Copy each line below holding "Reverse".
•••
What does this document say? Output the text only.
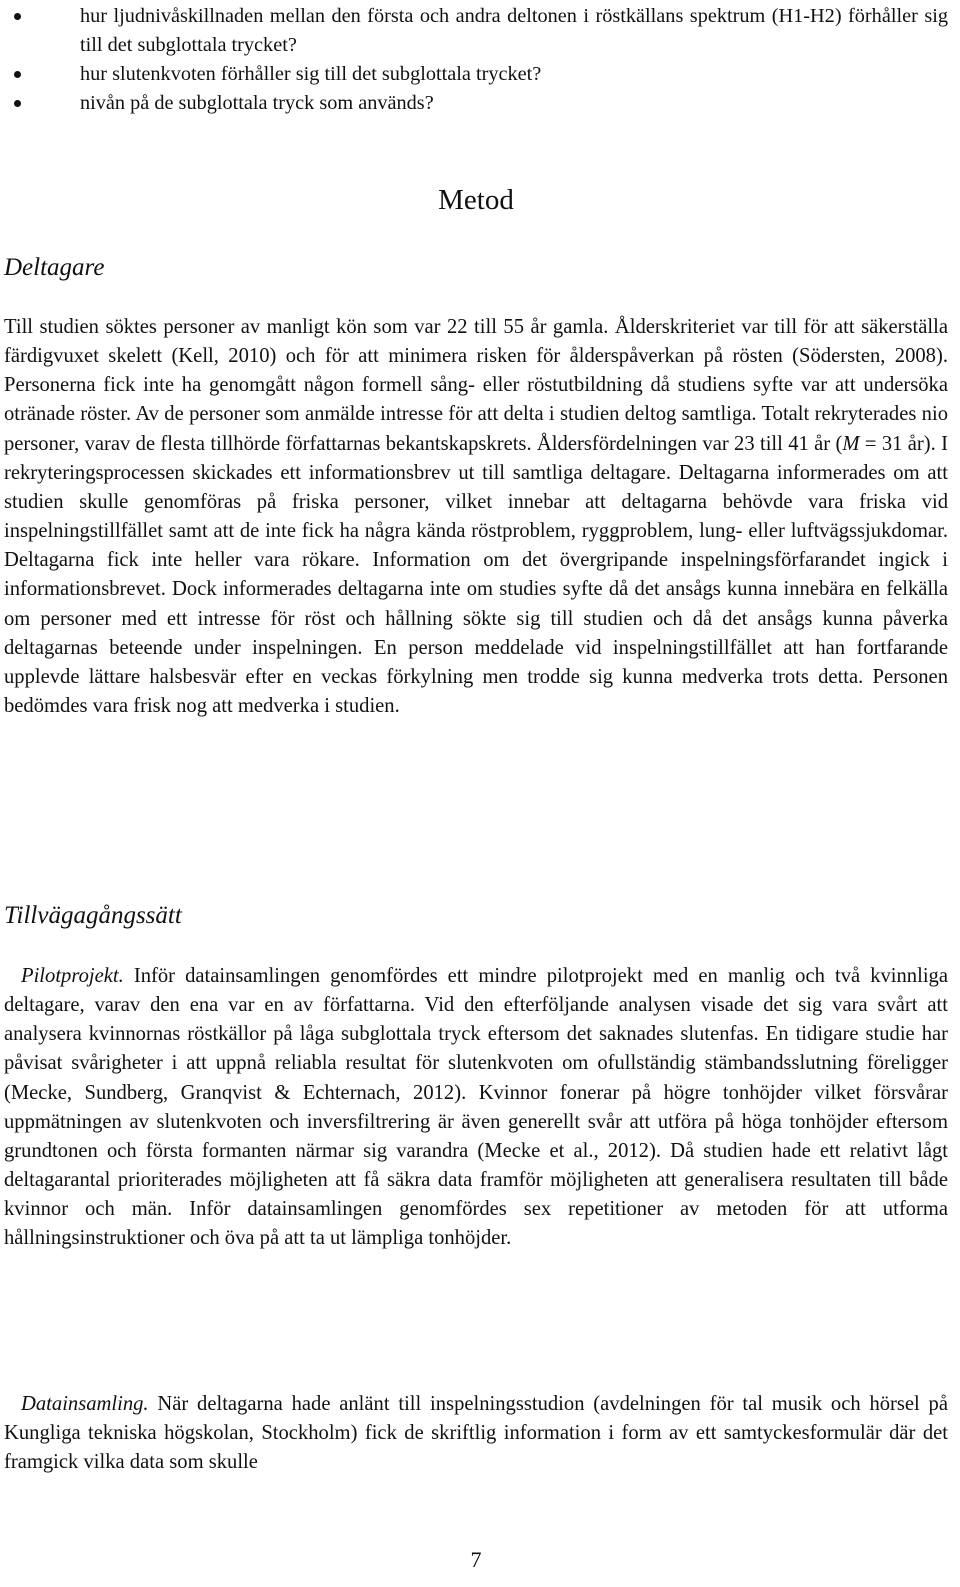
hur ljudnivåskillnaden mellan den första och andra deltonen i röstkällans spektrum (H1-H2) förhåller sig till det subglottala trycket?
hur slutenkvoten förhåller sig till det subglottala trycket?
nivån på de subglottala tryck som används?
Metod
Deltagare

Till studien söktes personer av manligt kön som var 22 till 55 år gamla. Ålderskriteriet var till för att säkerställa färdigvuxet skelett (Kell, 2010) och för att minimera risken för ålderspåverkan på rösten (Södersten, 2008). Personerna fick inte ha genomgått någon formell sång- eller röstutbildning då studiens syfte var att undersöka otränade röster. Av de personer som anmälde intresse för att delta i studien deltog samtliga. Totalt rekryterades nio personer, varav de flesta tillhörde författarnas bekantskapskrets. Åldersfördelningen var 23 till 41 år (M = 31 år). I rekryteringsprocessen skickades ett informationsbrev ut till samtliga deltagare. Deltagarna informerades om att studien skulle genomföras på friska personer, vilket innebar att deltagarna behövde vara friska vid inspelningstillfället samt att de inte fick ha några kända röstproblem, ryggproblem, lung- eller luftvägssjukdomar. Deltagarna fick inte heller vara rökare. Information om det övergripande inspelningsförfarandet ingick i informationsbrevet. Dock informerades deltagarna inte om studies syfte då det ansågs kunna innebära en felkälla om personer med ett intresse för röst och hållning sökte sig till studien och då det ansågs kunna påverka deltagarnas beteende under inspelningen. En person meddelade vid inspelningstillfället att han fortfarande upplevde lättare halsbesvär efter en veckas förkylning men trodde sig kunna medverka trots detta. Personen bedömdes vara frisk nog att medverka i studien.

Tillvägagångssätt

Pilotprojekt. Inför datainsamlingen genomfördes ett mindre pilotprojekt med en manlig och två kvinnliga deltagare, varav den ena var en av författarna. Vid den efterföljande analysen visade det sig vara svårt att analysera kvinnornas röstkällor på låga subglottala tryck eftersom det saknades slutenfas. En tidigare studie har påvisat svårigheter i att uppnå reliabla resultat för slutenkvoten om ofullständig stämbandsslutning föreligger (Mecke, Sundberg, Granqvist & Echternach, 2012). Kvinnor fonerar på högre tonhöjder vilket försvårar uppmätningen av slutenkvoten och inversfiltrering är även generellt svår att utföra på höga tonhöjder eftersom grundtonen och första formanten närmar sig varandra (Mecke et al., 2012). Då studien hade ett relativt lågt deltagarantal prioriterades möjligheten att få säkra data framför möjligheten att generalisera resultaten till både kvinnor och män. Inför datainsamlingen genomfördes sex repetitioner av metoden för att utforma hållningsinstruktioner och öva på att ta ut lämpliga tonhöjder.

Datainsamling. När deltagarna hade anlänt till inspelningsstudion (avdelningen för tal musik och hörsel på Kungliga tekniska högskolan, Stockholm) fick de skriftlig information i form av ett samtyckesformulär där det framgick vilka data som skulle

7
•••
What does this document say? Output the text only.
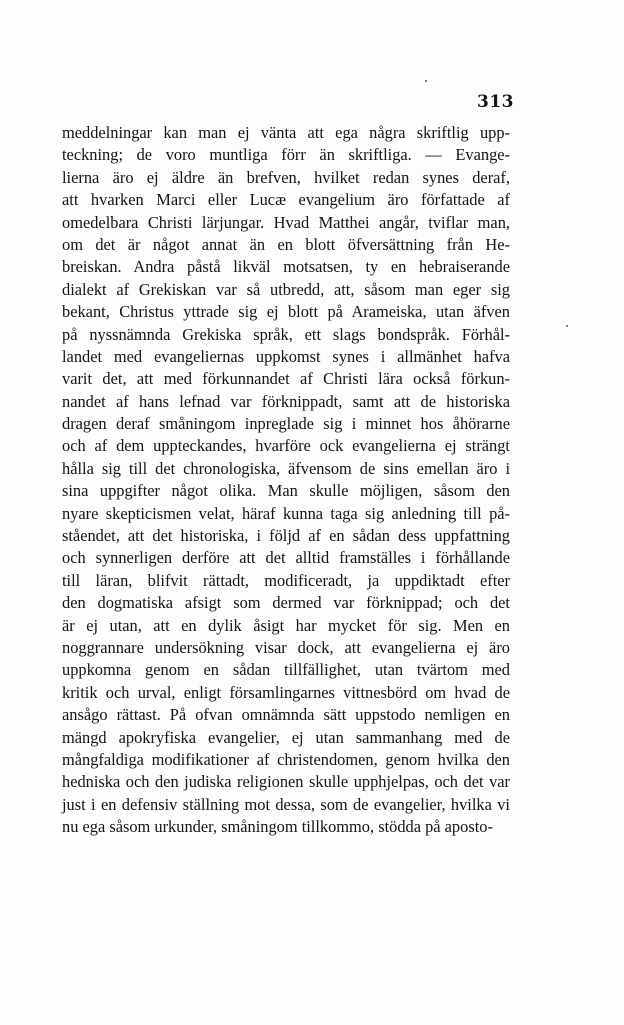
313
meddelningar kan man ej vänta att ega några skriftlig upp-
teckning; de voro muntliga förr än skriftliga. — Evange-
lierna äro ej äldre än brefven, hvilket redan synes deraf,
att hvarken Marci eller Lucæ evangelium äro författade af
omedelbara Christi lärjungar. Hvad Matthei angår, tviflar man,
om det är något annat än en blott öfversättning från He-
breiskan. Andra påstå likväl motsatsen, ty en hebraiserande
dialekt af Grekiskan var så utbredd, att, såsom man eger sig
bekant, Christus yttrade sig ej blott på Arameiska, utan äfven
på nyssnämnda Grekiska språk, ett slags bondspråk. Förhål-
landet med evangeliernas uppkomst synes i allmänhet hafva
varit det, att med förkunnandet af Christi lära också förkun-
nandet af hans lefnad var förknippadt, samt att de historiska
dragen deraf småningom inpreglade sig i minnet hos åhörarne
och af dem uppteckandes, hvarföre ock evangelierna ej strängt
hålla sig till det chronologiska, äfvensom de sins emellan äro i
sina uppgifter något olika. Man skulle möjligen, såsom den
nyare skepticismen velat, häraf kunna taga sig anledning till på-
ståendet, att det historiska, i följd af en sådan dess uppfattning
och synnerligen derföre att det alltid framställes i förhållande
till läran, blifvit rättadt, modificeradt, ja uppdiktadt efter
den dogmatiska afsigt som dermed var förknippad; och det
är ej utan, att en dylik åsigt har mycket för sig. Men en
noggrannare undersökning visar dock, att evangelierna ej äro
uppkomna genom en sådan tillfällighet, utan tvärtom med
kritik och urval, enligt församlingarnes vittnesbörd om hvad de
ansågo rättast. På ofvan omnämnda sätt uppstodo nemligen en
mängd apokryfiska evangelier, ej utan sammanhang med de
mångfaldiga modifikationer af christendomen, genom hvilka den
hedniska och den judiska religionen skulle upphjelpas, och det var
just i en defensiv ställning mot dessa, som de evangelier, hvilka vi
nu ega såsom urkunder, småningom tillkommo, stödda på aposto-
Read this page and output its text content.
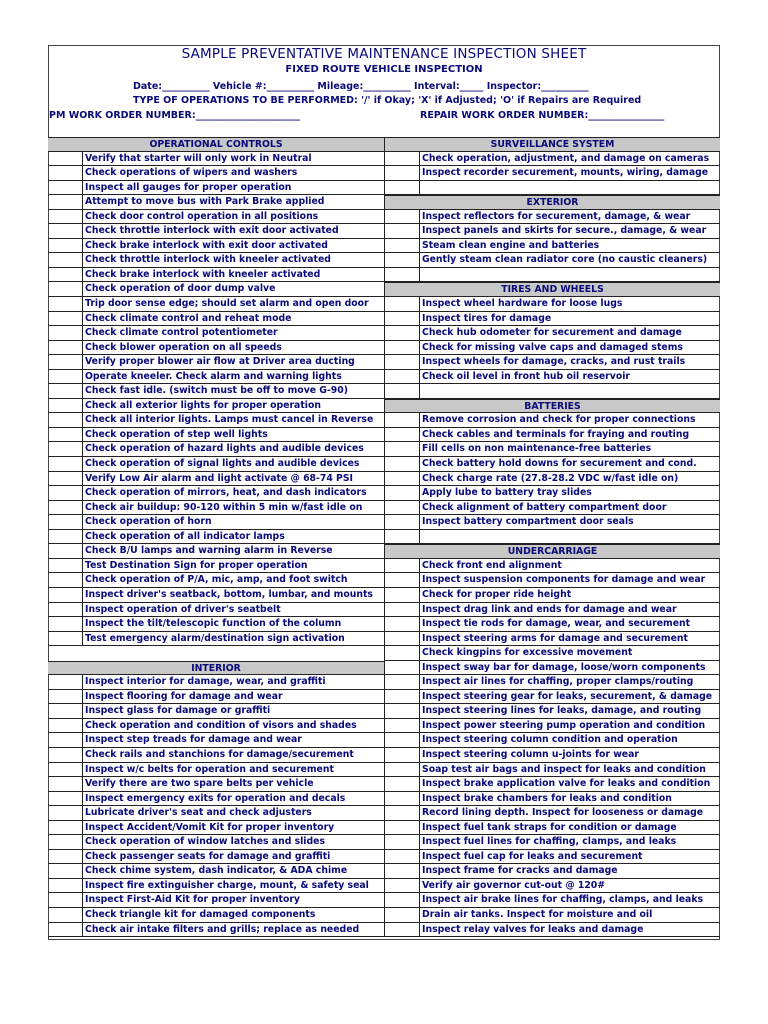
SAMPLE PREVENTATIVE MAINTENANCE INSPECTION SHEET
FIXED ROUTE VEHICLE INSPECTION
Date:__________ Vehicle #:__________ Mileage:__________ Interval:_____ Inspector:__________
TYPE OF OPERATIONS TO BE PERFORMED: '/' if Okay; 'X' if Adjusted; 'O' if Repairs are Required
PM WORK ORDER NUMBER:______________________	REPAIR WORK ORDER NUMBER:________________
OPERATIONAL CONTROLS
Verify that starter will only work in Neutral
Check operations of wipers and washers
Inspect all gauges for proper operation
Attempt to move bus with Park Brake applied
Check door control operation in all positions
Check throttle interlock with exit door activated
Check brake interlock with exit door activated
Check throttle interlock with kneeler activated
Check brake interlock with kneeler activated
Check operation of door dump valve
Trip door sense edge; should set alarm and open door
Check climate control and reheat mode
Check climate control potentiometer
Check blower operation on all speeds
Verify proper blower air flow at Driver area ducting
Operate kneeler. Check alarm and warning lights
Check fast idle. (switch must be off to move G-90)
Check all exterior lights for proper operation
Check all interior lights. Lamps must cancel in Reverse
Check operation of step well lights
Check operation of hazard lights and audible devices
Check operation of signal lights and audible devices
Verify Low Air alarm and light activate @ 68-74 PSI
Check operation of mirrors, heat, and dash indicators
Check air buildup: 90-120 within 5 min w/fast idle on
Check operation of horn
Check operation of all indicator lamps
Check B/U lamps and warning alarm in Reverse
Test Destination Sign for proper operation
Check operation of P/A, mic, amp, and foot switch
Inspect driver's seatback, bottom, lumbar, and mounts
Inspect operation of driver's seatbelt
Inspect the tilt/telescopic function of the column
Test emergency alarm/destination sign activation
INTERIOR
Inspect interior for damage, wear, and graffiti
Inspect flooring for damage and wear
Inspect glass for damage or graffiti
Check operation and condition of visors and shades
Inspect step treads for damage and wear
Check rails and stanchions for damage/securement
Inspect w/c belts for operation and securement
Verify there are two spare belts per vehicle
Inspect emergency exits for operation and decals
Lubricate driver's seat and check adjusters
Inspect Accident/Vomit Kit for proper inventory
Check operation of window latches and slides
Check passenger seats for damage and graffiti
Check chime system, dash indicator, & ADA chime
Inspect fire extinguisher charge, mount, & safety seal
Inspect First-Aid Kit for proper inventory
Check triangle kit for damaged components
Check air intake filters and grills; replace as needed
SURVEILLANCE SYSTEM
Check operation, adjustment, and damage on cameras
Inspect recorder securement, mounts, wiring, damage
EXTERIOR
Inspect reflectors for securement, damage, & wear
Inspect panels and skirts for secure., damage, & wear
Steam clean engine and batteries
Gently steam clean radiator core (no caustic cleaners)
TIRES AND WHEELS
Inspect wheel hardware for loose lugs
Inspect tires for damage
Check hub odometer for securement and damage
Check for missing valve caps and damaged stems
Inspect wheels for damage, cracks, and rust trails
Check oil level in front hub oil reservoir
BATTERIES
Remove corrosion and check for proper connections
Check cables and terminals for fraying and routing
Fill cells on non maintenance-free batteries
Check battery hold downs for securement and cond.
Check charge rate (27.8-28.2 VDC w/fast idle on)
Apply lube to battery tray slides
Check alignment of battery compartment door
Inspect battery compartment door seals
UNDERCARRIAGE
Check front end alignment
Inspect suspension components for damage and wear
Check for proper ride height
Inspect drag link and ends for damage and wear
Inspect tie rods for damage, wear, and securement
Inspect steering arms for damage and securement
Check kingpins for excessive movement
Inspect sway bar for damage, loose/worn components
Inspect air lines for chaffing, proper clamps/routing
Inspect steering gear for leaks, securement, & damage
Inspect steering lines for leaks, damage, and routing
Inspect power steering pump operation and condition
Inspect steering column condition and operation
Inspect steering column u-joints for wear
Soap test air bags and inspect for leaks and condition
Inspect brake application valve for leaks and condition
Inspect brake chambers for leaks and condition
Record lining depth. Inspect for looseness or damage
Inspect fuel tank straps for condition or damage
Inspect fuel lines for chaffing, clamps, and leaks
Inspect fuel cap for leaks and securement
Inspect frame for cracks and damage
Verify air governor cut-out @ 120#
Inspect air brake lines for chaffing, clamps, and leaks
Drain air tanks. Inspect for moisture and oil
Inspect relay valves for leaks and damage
•••
Your solution:
Check all interior lights. Lamps must cancel in Reverse
Check B/U lamps and warning alarm in Reverse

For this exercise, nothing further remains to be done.